* Stated task 1 *
Please duplicate the records from their first line through the line that contains "bar-label: Bottleneck r: [4, 1130, 55, 1141]", inclusive.

* Extracted text *
ESP Enigma


Diane Hennacy Powell. The ESP Enigma: The Scientific Case for Psychic Phenomena. Walker and Company, 2009.

Powell is a psychiatrist and psychotherapist, with a training in neuroscience, and is therefore better able than many to be aware of the various problems integrating 'ESP' into modern neuroscience-based views of consciousness. We would expect someone with her background to examine the problem in a scientific fashion.

Well she does treat her own subject of neuroscience in a scientific fashion, with discussions of some recent research, the results of damage to specific areas of the brain, the possible role of dreamlike states in the production of out-of-the-body and near-death experiences etc. There is much of interest in these portions.

When it comes to the evidence for ESP and PK, the tone seems very different, for while her boggle factor is clearly more sharply set than many in this field, clearly excluding macro PK and seance room phenomena, much of her discussion in this area is anecdotal and shows little appreciation of the complex psychological, social and cultural background of much of this testimony. Worse still is her rapid descent into the kind of promiscuous paranormalism, in which the likes of Edgar Cayce, Peter Hurkos, Carlos Casteneda, Fritjof Capra, David Bohm , Rupert Sheldrake and Harold Burr all rub shoulders with one another, and with discussions of relativity, quantum mechanics, string theory, chaos theory, interconnectedness, eastern world views, reflexology and iridology. All that is left out is Uncle Tom Cobleigh and his old grey mare. The assumption seems to be that if enough enough ingredients are thrown into the pot something tasty will emerge.

Part of Powell's problem is that she is, like many in this field, essentially looking for anomalies to use as ammunition against the dreaded materialism, because she cannot see how anything as special as consciousness can arise from a material brain. I rather suspect that this is more of a cultural or aesthetic problem than a scientific one, and one that ultimately comes from the class structure of classical Greek civilisation, where the pure, sacred world of the mind, the province of gentleman philosophers such as Plato, was contrasted with the grubby, profane, polluted world of matter, the realm of subaltern groups such as women, artisans and slaves.

* Stated task 2 *
Set down word for word the part of the ESP Enigma review between "Diane Hennacy Powell." and "in these portions.", inclusive.

(Stored dataset items)

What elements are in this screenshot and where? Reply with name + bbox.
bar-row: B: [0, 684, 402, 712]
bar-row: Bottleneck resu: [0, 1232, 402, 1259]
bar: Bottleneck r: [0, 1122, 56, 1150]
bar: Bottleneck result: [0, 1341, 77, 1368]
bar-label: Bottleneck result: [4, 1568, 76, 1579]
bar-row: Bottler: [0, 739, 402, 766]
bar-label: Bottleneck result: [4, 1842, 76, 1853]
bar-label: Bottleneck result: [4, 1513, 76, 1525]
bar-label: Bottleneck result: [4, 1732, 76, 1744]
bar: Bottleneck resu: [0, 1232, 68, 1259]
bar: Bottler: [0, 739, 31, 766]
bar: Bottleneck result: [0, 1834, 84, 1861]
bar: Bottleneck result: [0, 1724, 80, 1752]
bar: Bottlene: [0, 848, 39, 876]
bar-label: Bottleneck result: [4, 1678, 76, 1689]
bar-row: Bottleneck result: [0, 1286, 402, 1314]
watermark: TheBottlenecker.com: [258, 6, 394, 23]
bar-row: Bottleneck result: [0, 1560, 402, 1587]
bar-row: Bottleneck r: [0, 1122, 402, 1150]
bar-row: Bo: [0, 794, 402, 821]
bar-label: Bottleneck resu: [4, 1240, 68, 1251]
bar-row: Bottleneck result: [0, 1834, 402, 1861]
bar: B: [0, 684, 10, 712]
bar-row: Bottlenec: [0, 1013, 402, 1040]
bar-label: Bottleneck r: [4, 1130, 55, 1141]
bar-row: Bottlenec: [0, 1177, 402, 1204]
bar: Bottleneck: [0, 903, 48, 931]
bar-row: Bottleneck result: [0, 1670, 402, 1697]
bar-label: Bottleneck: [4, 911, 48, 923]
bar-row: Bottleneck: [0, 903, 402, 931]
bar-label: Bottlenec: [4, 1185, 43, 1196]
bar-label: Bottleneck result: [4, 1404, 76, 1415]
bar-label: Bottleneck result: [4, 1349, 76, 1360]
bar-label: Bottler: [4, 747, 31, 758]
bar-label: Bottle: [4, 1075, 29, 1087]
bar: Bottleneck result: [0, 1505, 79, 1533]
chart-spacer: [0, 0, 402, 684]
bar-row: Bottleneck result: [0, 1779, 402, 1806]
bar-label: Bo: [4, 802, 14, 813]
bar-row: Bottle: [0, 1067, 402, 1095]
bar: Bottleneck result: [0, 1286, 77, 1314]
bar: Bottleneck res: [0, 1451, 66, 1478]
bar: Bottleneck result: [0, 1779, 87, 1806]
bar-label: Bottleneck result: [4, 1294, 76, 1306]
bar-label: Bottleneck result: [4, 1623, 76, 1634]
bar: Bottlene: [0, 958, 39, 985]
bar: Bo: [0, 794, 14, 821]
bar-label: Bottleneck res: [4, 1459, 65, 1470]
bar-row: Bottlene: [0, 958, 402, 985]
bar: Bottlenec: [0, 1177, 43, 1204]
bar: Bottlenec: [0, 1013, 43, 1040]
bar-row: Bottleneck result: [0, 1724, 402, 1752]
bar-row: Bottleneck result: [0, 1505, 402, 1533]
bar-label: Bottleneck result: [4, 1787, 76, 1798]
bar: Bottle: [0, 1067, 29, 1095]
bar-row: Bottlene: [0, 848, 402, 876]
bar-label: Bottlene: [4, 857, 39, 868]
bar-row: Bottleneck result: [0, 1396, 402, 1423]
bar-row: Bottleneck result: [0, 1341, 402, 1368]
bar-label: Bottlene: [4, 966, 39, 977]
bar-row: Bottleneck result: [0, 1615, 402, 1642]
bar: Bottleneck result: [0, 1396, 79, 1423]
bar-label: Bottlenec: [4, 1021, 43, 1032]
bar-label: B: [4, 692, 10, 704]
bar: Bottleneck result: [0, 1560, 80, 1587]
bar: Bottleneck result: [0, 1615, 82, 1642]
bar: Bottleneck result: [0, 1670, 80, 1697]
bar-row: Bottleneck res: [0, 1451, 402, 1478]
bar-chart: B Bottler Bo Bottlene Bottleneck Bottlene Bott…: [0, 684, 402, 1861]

* Worked answer 1 *
What elements are in this screenshot and where? Reply with name + bbox.
bar-row: B: [0, 684, 402, 712]
bar-row: Bottleneck resu: [0, 1232, 402, 1259]
bar: Bottleneck r: [0, 1122, 56, 1150]
bar: Bottleneck result: [0, 1341, 77, 1368]
bar-label: Bottleneck result: [4, 1568, 76, 1579]
bar-row: Bottler: [0, 739, 402, 766]
bar-label: Bottleneck result: [4, 1842, 76, 1853]
bar-label: Bottleneck result: [4, 1513, 76, 1525]
bar-label: Bottleneck result: [4, 1732, 76, 1744]
bar: Bottleneck resu: [0, 1232, 68, 1259]
bar: Bottler: [0, 739, 31, 766]
bar: Bottleneck result: [0, 1834, 84, 1861]
bar: Bottleneck result: [0, 1724, 80, 1752]
bar: Bottlene: [0, 848, 39, 876]
bar-label: Bottleneck result: [4, 1678, 76, 1689]
bar-row: Bottleneck result: [0, 1286, 402, 1314]
watermark: TheBottlenecker.com: [258, 6, 394, 23]
bar-row: Bottleneck result: [0, 1560, 402, 1587]
bar-row: Bottleneck r: [0, 1122, 402, 1150]
bar-row: Bo: [0, 794, 402, 821]
bar-label: Bottleneck resu: [4, 1240, 68, 1251]
bar-row: Bottleneck result: [0, 1834, 402, 1861]
bar: B: [0, 684, 10, 712]
bar-row: Bottlenec: [0, 1013, 402, 1040]
bar-label: Bottleneck r: [4, 1130, 55, 1141]

* Worked answer 2 *
Diane Hennacy Powell. The ESP Enigma: The Scientific Case for Psychic Phenomena. Walker and Company, 2009.

Powell is a psychiatrist and psychotherapist, with a training in neuroscience, and is therefore better able than many to be aware of the various problems integrating 'ESP' into modern neuroscience-based views of consciousness. We would expect someone with her background to examine the problem in a scientific fashion.

Well she does treat her own subject of neuroscience in a scientific fashion, with discussions of some recent research, the results of damage to specific areas of the brain, the possible role of dreamlike states in the production of out-of-the-body and near-death experiences etc. There is much of interest in these portions.